» What to do
Scan the data below for the string "triangle". Show every line where it turns up.

» Input for this task

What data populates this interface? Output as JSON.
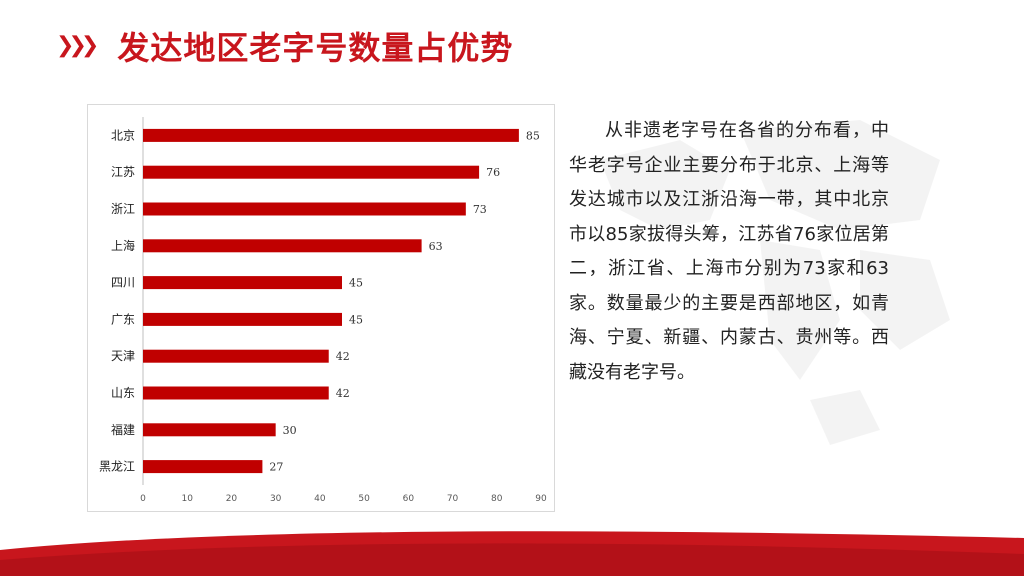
{
  "header": {
    "title": "发达地区老字号数量占优势"
  },
  "colors": {
    "accent": "#c8161d",
    "bar": "#c00000"
  },
  "text": {
    "paragraph": "从非遗老字号在各省的分布看，中华老字号企业主要分布于北京、上海等发达城市以及江浙沿海一带，其中北京市以85家拔得头筹，江苏省76家位居第二，浙江省、上海市分别为73家和63家。数量最少的主要是西部地区，如青海、宁夏、新疆、内蒙古、贵州等。西藏没有老字号。"
  },
  "chart_data": {
    "type": "bar",
    "orientation": "horizontal",
    "categories": [
      "北京",
      "江苏",
      "浙江",
      "上海",
      "四川",
      "广东",
      "天津",
      "山东",
      "福建",
      "黑龙江"
    ],
    "values": [
      85,
      76,
      73,
      63,
      45,
      45,
      42,
      42,
      30,
      27
    ],
    "xlim": [
      0,
      90
    ],
    "xticks": [
      0,
      10,
      20,
      30,
      40,
      50,
      60,
      70,
      80,
      90
    ],
    "data_labels": true,
    "grid": false,
    "legend": "none"
  }
}
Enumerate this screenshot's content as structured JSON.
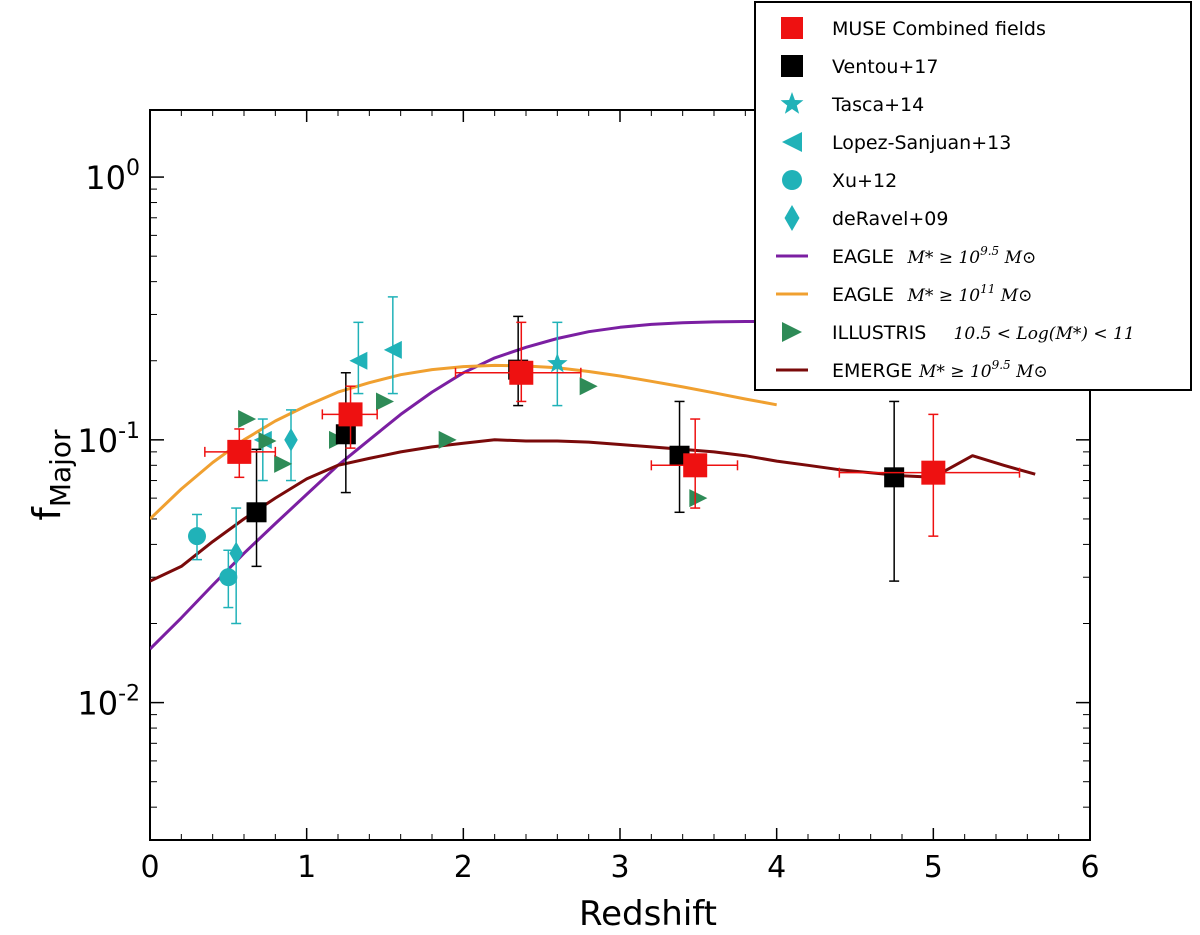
{
  "chart_data": {
    "type": "scatter",
    "xlabel": "Redshift",
    "ylabel": "f",
    "ylabel_sub": "Major",
    "xlim": [
      0,
      6
    ],
    "ylim": [
      0.003,
      1.8
    ],
    "yscale": "log",
    "x_ticks": [
      "0",
      "1",
      "2",
      "3",
      "4",
      "5",
      "6"
    ],
    "y_ticks": [
      {
        "value": 1,
        "base": "10",
        "exp": "0"
      },
      {
        "value": 0.1,
        "base": "10",
        "exp": "-1"
      },
      {
        "value": 0.01,
        "base": "10",
        "exp": "-2"
      }
    ],
    "legend_position": "top-right",
    "legend": [
      {
        "label": "MUSE Combined fields",
        "color": "#ee1111",
        "marker": "square"
      },
      {
        "label": "Ventou+17",
        "color": "#000000",
        "marker": "square"
      },
      {
        "label": "Tasca+14",
        "color": "#20b2b8",
        "marker": "star"
      },
      {
        "label": "Lopez-Sanjuan+13",
        "color": "#20b2b8",
        "marker": "triangle-left"
      },
      {
        "label": "Xu+12",
        "color": "#20b2b8",
        "marker": "circle"
      },
      {
        "label": "deRavel+09",
        "color": "#20b2b8",
        "marker": "diamond"
      },
      {
        "label": "EAGLE",
        "math": "M* ≥ 10^9.5 M⊙",
        "color": "#7b1fa2",
        "marker": "line"
      },
      {
        "label": "EAGLE",
        "math": "M* ≥ 10^11 M⊙",
        "color": "#f0a030",
        "marker": "line"
      },
      {
        "label": "ILLUSTRIS",
        "math": "10.5 < Log(M*) < 11",
        "color": "#2e8b57",
        "marker": "triangle-right"
      },
      {
        "label": "EMERGE",
        "math": "M* ≥ 10^9.5 M⊙",
        "color": "#7a0a0a",
        "marker": "line"
      }
    ],
    "series": [
      {
        "name": "MUSE Combined fields",
        "marker": "square",
        "color": "#ee1111",
        "points": [
          {
            "x": 0.57,
            "y": 0.09,
            "xlo": 0.35,
            "xhi": 0.8,
            "ylo": 0.072,
            "yhi": 0.11
          },
          {
            "x": 1.28,
            "y": 0.125,
            "xlo": 1.1,
            "xhi": 1.45,
            "ylo": 0.093,
            "yhi": 0.16
          },
          {
            "x": 2.37,
            "y": 0.18,
            "xlo": 1.95,
            "xhi": 2.75,
            "ylo": 0.14,
            "yhi": 0.28
          },
          {
            "x": 3.48,
            "y": 0.08,
            "xlo": 3.2,
            "xhi": 3.75,
            "ylo": 0.055,
            "yhi": 0.12
          },
          {
            "x": 5.0,
            "y": 0.075,
            "xlo": 4.4,
            "xhi": 5.55,
            "ylo": 0.043,
            "yhi": 0.125
          }
        ]
      },
      {
        "name": "Ventou+17",
        "marker": "square",
        "color": "#000000",
        "points": [
          {
            "x": 0.68,
            "y": 0.053,
            "ylo": 0.033,
            "yhi": 0.092
          },
          {
            "x": 1.25,
            "y": 0.105,
            "ylo": 0.063,
            "yhi": 0.18
          },
          {
            "x": 2.35,
            "y": 0.185,
            "ylo": 0.135,
            "yhi": 0.295
          },
          {
            "x": 3.38,
            "y": 0.087,
            "ylo": 0.053,
            "yhi": 0.14
          },
          {
            "x": 4.75,
            "y": 0.072,
            "ylo": 0.029,
            "yhi": 0.14
          }
        ]
      },
      {
        "name": "Tasca+14",
        "marker": "star",
        "color": "#20b2b8",
        "points": [
          {
            "x": 2.6,
            "y": 0.195,
            "ylo": 0.135,
            "yhi": 0.28
          }
        ]
      },
      {
        "name": "Lopez-Sanjuan+13",
        "marker": "triangle-left",
        "color": "#20b2b8",
        "points": [
          {
            "x": 1.33,
            "y": 0.2,
            "ylo": 0.15,
            "yhi": 0.28
          },
          {
            "x": 1.55,
            "y": 0.22,
            "ylo": 0.15,
            "yhi": 0.35
          },
          {
            "x": 0.72,
            "y": 0.1,
            "ylo": 0.07,
            "yhi": 0.12
          }
        ]
      },
      {
        "name": "Xu+12",
        "marker": "circle",
        "color": "#20b2b8",
        "points": [
          {
            "x": 0.3,
            "y": 0.043,
            "ylo": 0.035,
            "yhi": 0.052
          },
          {
            "x": 0.5,
            "y": 0.03,
            "ylo": 0.023,
            "yhi": 0.038
          }
        ]
      },
      {
        "name": "deRavel+09",
        "marker": "diamond",
        "color": "#20b2b8",
        "points": [
          {
            "x": 0.55,
            "y": 0.037,
            "ylo": 0.02,
            "yhi": 0.055
          },
          {
            "x": 0.9,
            "y": 0.1,
            "ylo": 0.07,
            "yhi": 0.13
          }
        ]
      },
      {
        "name": "ILLUSTRIS",
        "marker": "triangle-right",
        "color": "#2e8b57",
        "points": [
          {
            "x": 0.62,
            "y": 0.12
          },
          {
            "x": 0.75,
            "y": 0.099
          },
          {
            "x": 0.85,
            "y": 0.081
          },
          {
            "x": 1.2,
            "y": 0.1
          },
          {
            "x": 1.5,
            "y": 0.14
          },
          {
            "x": 1.9,
            "y": 0.1
          },
          {
            "x": 2.8,
            "y": 0.16
          },
          {
            "x": 3.5,
            "y": 0.06
          }
        ]
      },
      {
        "name": "EAGLE",
        "type": "line",
        "color": "#7b1fa2",
        "x": [
          0,
          0.2,
          0.4,
          0.6,
          0.8,
          1.0,
          1.2,
          1.4,
          1.6,
          1.8,
          2.0,
          2.2,
          2.4,
          2.6,
          2.8,
          3.0,
          3.2,
          3.4,
          3.6,
          3.8,
          4.0
        ],
        "y": [
          0.016,
          0.021,
          0.028,
          0.037,
          0.048,
          0.062,
          0.08,
          0.1,
          0.125,
          0.152,
          0.18,
          0.205,
          0.225,
          0.243,
          0.258,
          0.268,
          0.275,
          0.279,
          0.281,
          0.282,
          0.282
        ]
      },
      {
        "name": "EAGLE",
        "type": "line",
        "color": "#f0a030",
        "x": [
          0,
          0.2,
          0.4,
          0.6,
          0.8,
          1.0,
          1.2,
          1.4,
          1.6,
          1.8,
          2.0,
          2.2,
          2.4,
          2.6,
          2.8,
          3.0,
          3.2,
          3.4,
          3.6,
          3.8,
          4.0
        ],
        "y": [
          0.05,
          0.065,
          0.082,
          0.1,
          0.118,
          0.135,
          0.152,
          0.165,
          0.177,
          0.185,
          0.19,
          0.192,
          0.191,
          0.188,
          0.182,
          0.175,
          0.167,
          0.159,
          0.151,
          0.143,
          0.136
        ]
      },
      {
        "name": "EMERGE",
        "type": "line",
        "color": "#7a0a0a",
        "x": [
          0,
          0.2,
          0.4,
          0.6,
          0.8,
          1.0,
          1.2,
          1.4,
          1.6,
          1.8,
          2.0,
          2.2,
          2.4,
          2.6,
          2.8,
          3.0,
          3.2,
          3.4,
          3.6,
          3.8,
          4.0,
          4.2,
          4.4,
          4.6,
          4.8,
          5.0,
          5.25,
          5.45,
          5.65
        ],
        "y": [
          0.029,
          0.033,
          0.041,
          0.05,
          0.06,
          0.071,
          0.08,
          0.085,
          0.09,
          0.094,
          0.097,
          0.1,
          0.099,
          0.099,
          0.098,
          0.096,
          0.094,
          0.092,
          0.09,
          0.087,
          0.083,
          0.08,
          0.077,
          0.075,
          0.073,
          0.072,
          0.087,
          0.08,
          0.074
        ]
      }
    ]
  }
}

» Written solution
        "marker": "triangle-left"
        "marker": "triangle-right"
        "marker": "triangle-left",
        "marker": "triangle-right",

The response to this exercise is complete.